* Aim 1: Could you print, word for word, the lines of the records from the line with "colorbar-label-6: -8 [977, 310, 991, 326]" to the line with "colorbar-label-12: -32 [977, 511, 1000, 527]", including both of those lines?

* Source text:
Optical Filters manufactures specialist glass for a range of uses, for example screens which can be read in direct sunlight by fighter pilots, and tough displays used in cash machines. Bullet-proof glass ‘is not specialist enough’.

The firm was started in Wycombe in 1988 by Michael Dent, Mrs Dent’s father.

At the time, she was studying textiles with marketing and French at Huddersfield University, and remembers the sacrifices her parents had to make during the early years.

“It was a huge leap of faith and change in lifestyle for them. They had to fund the business by moving house and they had banger cars for many years because they preferred to buy pieces of machinery,” she said.

But that sacrifice paid off, as Optical Filters has grown into a multi-million pound, international company, based at Thame Park Business Centre since 1992.

Mrs Dent, who lives near Brackley, first started working there in 2001, in a part-time marketing role. She was offered the top job by Michael in 2003, but had reservations about saying yes.

“I said I wanted to be part of a growing business and I asked him why he hadn’t grown it any further than it was. I didn’t want to just sit there, I thought that would not be very interesting. He answered that it was because he had never had anyone to grow the business with before, and I said in that case why don’t we do it.”

* Task material:
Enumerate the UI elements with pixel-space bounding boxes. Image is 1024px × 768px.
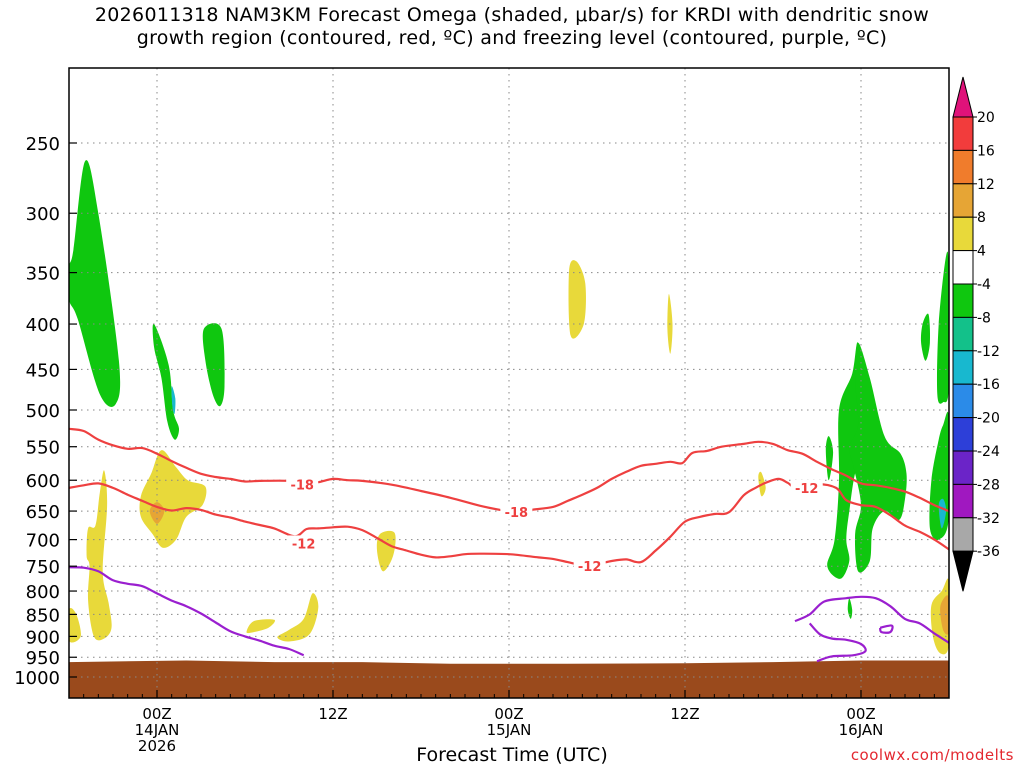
colorbar-label-6: -8 [977, 310, 991, 326]
y-tick-label-500: 500 [26, 401, 60, 422]
colorbar-label-13: -36 [977, 544, 1000, 560]
y-tick-label-300: 300 [26, 204, 60, 225]
colorbar-bin-3 [952, 216, 974, 252]
contour-label-1-2: -12 [795, 482, 819, 497]
x-tick-label-54-1: 16JAN [839, 721, 884, 739]
x-tick-label-6-0: 00Z [142, 705, 171, 723]
colorbar-label-1: 16 [977, 143, 995, 159]
y-tick-label-750: 750 [26, 557, 60, 578]
colorbar-label-10: -24 [977, 444, 1000, 460]
omega-region-23 [940, 595, 949, 635]
freezing-level-contour-2 [808, 622, 867, 663]
colorbar-bin-10 [952, 450, 974, 485]
colorbar-bin-7 [952, 350, 974, 385]
chart-title: 2026011318 NAM3KM Forecast Omega (shaded… [0, 4, 1024, 50]
colorbar: 20 16 12 8 4 -4 -8 -12 -16 -20 -24 -28 -32 -36 [952, 76, 1000, 592]
contour-label-bg [573, 558, 606, 574]
y-tick-label-350: 350 [26, 264, 60, 285]
omega-shading-layer [69, 160, 949, 655]
x-tick-label-6-1: 14JAN [135, 721, 180, 739]
contour-layer: -18 -18 -12 -12 -12 [69, 427, 949, 663]
y-tick-label-600: 600 [26, 471, 60, 492]
colorbar-over-arrow [952, 76, 974, 118]
colorbar-label-11: -28 [977, 477, 1000, 493]
x-tick-label-6-2: 2026 [138, 737, 176, 755]
chart-title-line-1: 2026011318 NAM3KM Forecast Omega (shaded… [94, 4, 930, 26]
colorbar-bin-8 [952, 383, 974, 419]
contour-label-bg [287, 535, 320, 551]
isotherm-contour-0 [69, 427, 949, 514]
colorbar-label-7: -12 [977, 344, 1000, 360]
colorbar-bin-2 [952, 183, 974, 218]
site-credit: coolwx.com/modelts [850, 746, 1014, 764]
chart-title-line-2: growth region (contoured, red, ºC) and f… [136, 27, 888, 49]
omega-region-4 [69, 608, 81, 643]
omega-region-21 [938, 498, 947, 529]
omega-region-1 [152, 323, 180, 440]
omega-region-3 [202, 323, 225, 407]
colorbar-label-0: 20 [977, 110, 995, 126]
colorbar-label-12: -32 [977, 511, 1000, 527]
freezing-level-contour-0 [69, 566, 305, 657]
y-tick-label-650: 650 [26, 502, 60, 523]
colorbar-label-5: -4 [977, 277, 991, 293]
y-tick-label-850: 850 [26, 605, 60, 626]
x-tick-label-42-0: 12Z [670, 705, 699, 723]
colorbar-bin-5 [952, 283, 974, 318]
omega-region-16 [847, 598, 853, 619]
contour-label-1-1: -12 [578, 560, 602, 575]
omega-region-2 [171, 386, 176, 415]
y-tick-label-400: 400 [26, 315, 60, 336]
y-tick-label-800: 800 [26, 582, 60, 603]
x-tick-label-30-1: 15JAN [487, 721, 532, 739]
colorbar-bin-0 [952, 116, 974, 151]
y-axis: 2503003504004505005506006507007508008509… [14, 134, 77, 689]
contour-label-0-0: -18 [290, 479, 314, 494]
omega-region-0 [69, 160, 121, 407]
x-tick-label-18-0: 12Z [318, 705, 347, 723]
y-tick-label-950: 950 [26, 648, 60, 669]
contour-label-bg [500, 504, 533, 520]
y-tick-label-1000: 1000 [14, 668, 60, 689]
omega-region-18 [920, 313, 931, 361]
omega-region-20 [936, 251, 949, 404]
y-tick-label-900: 900 [26, 627, 60, 648]
omega-region-5 [86, 470, 112, 641]
omega-region-8 [246, 619, 275, 634]
colorbar-label-3: 8 [977, 210, 986, 226]
colorbar-bin-11 [952, 483, 974, 519]
colorbar-bin-12 [952, 517, 974, 552]
x-tick-label-54-0: 00Z [846, 705, 875, 723]
colorbar-under-arrow [952, 550, 974, 592]
colorbar-label-4: 4 [977, 244, 986, 260]
y-tick-label-700: 700 [26, 531, 60, 552]
colorbar-label-2: 12 [977, 177, 995, 193]
omega-region-17 [849, 342, 907, 573]
y-tick-label-250: 250 [26, 134, 60, 155]
terrain-ground [69, 660, 949, 698]
x-tick-label-30-0: 00Z [494, 705, 523, 723]
colorbar-bin-9 [952, 417, 974, 452]
x-axis-label: Forecast Time (UTC) [416, 744, 608, 766]
colorbar-bin-1 [952, 149, 974, 185]
y-tick-label-550: 550 [26, 438, 60, 459]
terrain-layer [69, 660, 949, 698]
contour-label-bg [286, 476, 319, 492]
freezing-level-contour-3 [879, 624, 894, 634]
omega-region-9 [277, 593, 319, 642]
colorbar-label-8: -16 [977, 377, 1000, 393]
y-tick-label-450: 450 [26, 360, 60, 381]
omega-region-11 [568, 260, 586, 339]
colorbar-label-9: -20 [977, 411, 1000, 427]
contour-label-0-1: -18 [505, 506, 529, 521]
colorbar-bin-4 [952, 250, 974, 285]
contour-label-bg [790, 479, 823, 495]
colorbar-bin-6 [952, 316, 974, 352]
freezing-level-contour-1 [794, 595, 949, 644]
contour-label-1-0: -12 [292, 537, 316, 552]
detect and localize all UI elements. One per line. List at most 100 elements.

* Aim 2: Would you output the passage about Optical Filters word for word, from "Optical Filters manufactures" to "the early years."?

* Full output 1:
colorbar-label-6: -8 [977, 310, 991, 326]
y-tick-label-500: 500 [26, 401, 60, 422]
colorbar-label-13: -36 [977, 544, 1000, 560]
y-tick-label-300: 300 [26, 204, 60, 225]
colorbar-bin-3 [952, 216, 974, 252]
contour-label-1-2: -12 [795, 482, 819, 497]
x-tick-label-54-1: 16JAN [839, 721, 884, 739]
x-tick-label-6-0: 00Z [142, 705, 171, 723]
colorbar-label-1: 16 [977, 143, 995, 159]
y-tick-label-750: 750 [26, 557, 60, 578]
colorbar-label-10: -24 [977, 444, 1000, 460]
omega-region-23 [940, 595, 949, 635]
freezing-level-contour-2 [808, 622, 867, 663]
colorbar-bin-10 [952, 450, 974, 485]
colorbar-bin-7 [952, 350, 974, 385]
chart-title: 2026011318 NAM3KM Forecast Omega (shaded… [0, 4, 1024, 50]
colorbar: 20 16 12 8 4 -4 -8 -12 -16 -20 -24 -28 -32 -36 [952, 76, 1000, 592]
contour-label-bg [573, 558, 606, 574]
y-tick-label-350: 350 [26, 264, 60, 285]
omega-shading-layer [69, 160, 949, 655]
x-tick-label-6-1: 14JAN [135, 721, 180, 739]
contour-layer: -18 -18 -12 -12 -12 [69, 427, 949, 663]
y-tick-label-600: 600 [26, 471, 60, 492]
colorbar-over-arrow [952, 76, 974, 118]
colorbar-label-11: -28 [977, 477, 1000, 493]
x-tick-label-6-2: 2026 [138, 737, 176, 755]
chart-title-line-1: 2026011318 NAM3KM Forecast Omega (shaded… [94, 4, 930, 26]
colorbar-bin-8 [952, 383, 974, 419]
contour-label-bg [287, 535, 320, 551]
isotherm-contour-0 [69, 427, 949, 514]
colorbar-label-7: -12 [977, 344, 1000, 360]
colorbar-bin-2 [952, 183, 974, 218]
site-credit: coolwx.com/modelts [850, 746, 1014, 764]
chart-title-line-2: growth region (contoured, red, ºC) and f… [136, 27, 888, 49]
omega-region-4 [69, 608, 81, 643]
omega-region-21 [938, 498, 947, 529]
omega-region-1 [152, 323, 180, 440]
omega-region-3 [202, 323, 225, 407]
colorbar-label-0: 20 [977, 110, 995, 126]
colorbar-label-12: -32 [977, 511, 1000, 527]

* Full output 2:
Optical Filters manufactures specialist glass for a range of uses, for example screens which can be read in direct sunlight by fighter pilots, and tough displays used in cash machines. Bullet-proof glass ‘is not specialist enough’.

The firm was started in Wycombe in 1988 by Michael Dent, Mrs Dent’s father.

At the time, she was studying textiles with marketing and French at Huddersfield University, and remembers the sacrifices her parents had to make during the early years.